----- DATA FOR THIS EXERCISE

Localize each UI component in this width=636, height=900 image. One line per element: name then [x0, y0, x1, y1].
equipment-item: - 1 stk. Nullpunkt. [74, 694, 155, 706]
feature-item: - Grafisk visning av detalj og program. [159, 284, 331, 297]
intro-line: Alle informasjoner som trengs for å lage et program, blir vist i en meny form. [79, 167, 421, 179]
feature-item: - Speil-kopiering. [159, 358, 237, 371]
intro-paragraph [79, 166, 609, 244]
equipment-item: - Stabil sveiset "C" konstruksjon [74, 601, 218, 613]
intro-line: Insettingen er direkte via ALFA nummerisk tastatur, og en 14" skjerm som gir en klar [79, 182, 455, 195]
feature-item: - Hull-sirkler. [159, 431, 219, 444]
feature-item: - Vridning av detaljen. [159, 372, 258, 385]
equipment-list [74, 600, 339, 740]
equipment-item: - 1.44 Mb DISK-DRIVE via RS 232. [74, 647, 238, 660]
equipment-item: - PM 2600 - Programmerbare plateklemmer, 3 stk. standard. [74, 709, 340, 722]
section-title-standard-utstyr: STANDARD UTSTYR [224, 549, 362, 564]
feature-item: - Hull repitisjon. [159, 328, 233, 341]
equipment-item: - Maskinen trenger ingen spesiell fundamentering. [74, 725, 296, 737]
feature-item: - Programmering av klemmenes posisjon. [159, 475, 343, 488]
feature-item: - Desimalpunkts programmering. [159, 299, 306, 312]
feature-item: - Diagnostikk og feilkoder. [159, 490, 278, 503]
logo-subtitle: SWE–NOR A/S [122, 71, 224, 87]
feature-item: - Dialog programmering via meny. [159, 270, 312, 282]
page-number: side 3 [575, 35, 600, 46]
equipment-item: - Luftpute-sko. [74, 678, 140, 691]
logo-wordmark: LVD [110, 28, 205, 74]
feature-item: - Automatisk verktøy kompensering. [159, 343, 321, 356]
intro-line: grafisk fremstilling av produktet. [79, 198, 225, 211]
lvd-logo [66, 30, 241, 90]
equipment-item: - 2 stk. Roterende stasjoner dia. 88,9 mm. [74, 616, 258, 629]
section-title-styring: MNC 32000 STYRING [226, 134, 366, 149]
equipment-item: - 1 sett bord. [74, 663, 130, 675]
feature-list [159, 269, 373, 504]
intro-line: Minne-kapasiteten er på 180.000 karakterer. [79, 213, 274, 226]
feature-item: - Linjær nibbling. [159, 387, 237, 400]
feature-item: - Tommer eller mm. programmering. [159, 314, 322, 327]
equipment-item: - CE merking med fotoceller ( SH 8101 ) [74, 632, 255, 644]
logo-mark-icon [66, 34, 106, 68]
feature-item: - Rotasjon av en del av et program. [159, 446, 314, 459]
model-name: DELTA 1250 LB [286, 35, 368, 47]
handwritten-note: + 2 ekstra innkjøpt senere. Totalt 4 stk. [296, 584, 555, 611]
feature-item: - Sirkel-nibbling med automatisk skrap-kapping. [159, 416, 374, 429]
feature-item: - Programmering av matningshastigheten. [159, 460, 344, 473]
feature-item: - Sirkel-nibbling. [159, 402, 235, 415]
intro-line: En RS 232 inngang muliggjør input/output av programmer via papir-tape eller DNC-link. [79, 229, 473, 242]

----------

**TASK TO CARRY OUT:**
Change every "feature-item" in the rows above to "function-item" and reproduce all the rows with nothing else altered.

**CORRECT RESPONSE:**
Localize each UI component in this width=636, height=900 image. One line per element: name then [x0, y0, x1, y1].
equipment-item: - 1 stk. Nullpunkt. [74, 694, 155, 706]
function-item: - Grafisk visning av detalj og program. [159, 284, 331, 297]
intro-line: Alle informasjoner som trengs for å lage et program, blir vist i en meny form. [79, 167, 421, 179]
function-item: - Speil-kopiering. [159, 358, 237, 371]
intro-paragraph [79, 166, 609, 244]
equipment-item: - Stabil sveiset "C" konstruksjon [74, 601, 218, 613]
intro-line: Insettingen er direkte via ALFA nummerisk tastatur, og en 14" skjerm som gir en klar [79, 182, 455, 195]
function-item: - Hull-sirkler. [159, 431, 219, 444]
function-item: - Vridning av detaljen. [159, 372, 258, 385]
equipment-list [74, 600, 339, 740]
equipment-item: - 1.44 Mb DISK-DRIVE via RS 232. [74, 647, 238, 660]
equipment-item: - PM 2600 - Programmerbare plateklemmer, 3 stk. standard. [74, 709, 340, 722]
section-title-standard-utstyr: STANDARD UTSTYR [224, 549, 362, 564]
function-item: - Hull repitisjon. [159, 328, 233, 341]
equipment-item: - Maskinen trenger ingen spesiell fundamentering. [74, 725, 296, 737]
function-item: - Programmering av klemmenes posisjon. [159, 475, 343, 488]
function-item: - Desimalpunkts programmering. [159, 299, 306, 312]
function-item: - Diagnostikk og feilkoder. [159, 490, 278, 503]
logo-subtitle: SWE–NOR A/S [122, 71, 224, 87]
function-item: - Dialog programmering via meny. [159, 270, 312, 282]
page-number: side 3 [575, 35, 600, 46]
equipment-item: - Luftpute-sko. [74, 678, 140, 691]
logo-wordmark: LVD [110, 28, 205, 74]
function-item: - Automatisk verktøy kompensering. [159, 343, 321, 356]
intro-line: grafisk fremstilling av produktet. [79, 198, 225, 211]
lvd-logo [66, 30, 241, 90]
equipment-item: - 2 stk. Roterende stasjoner dia. 88,9 mm. [74, 616, 258, 629]
section-title-styring: MNC 32000 STYRING [226, 134, 366, 149]
equipment-item: - 1 sett bord. [74, 663, 130, 675]
feature-list [159, 269, 373, 504]
intro-line: Minne-kapasiteten er på 180.000 karakterer. [79, 213, 274, 226]
function-item: - Linjær nibbling. [159, 387, 237, 400]
function-item: - Tommer eller mm. programmering. [159, 314, 322, 327]
equipment-item: - CE merking med fotoceller ( SH 8101 ) [74, 632, 255, 644]
logo-mark-icon [66, 34, 106, 68]
function-item: - Rotasjon av en del av et program. [159, 446, 314, 459]
model-name: DELTA 1250 LB [286, 35, 368, 47]
handwritten-note: + 2 ekstra innkjøpt senere. Totalt 4 stk. [296, 584, 555, 611]
function-item: - Sirkel-nibbling med automatisk skrap-kapping. [159, 416, 374, 429]
function-item: - Programmering av matningshastigheten. [159, 460, 344, 473]
function-item: - Sirkel-nibbling. [159, 402, 235, 415]
intro-line: En RS 232 inngang muliggjør input/output av programmer via papir-tape eller DNC-link. [79, 229, 473, 242]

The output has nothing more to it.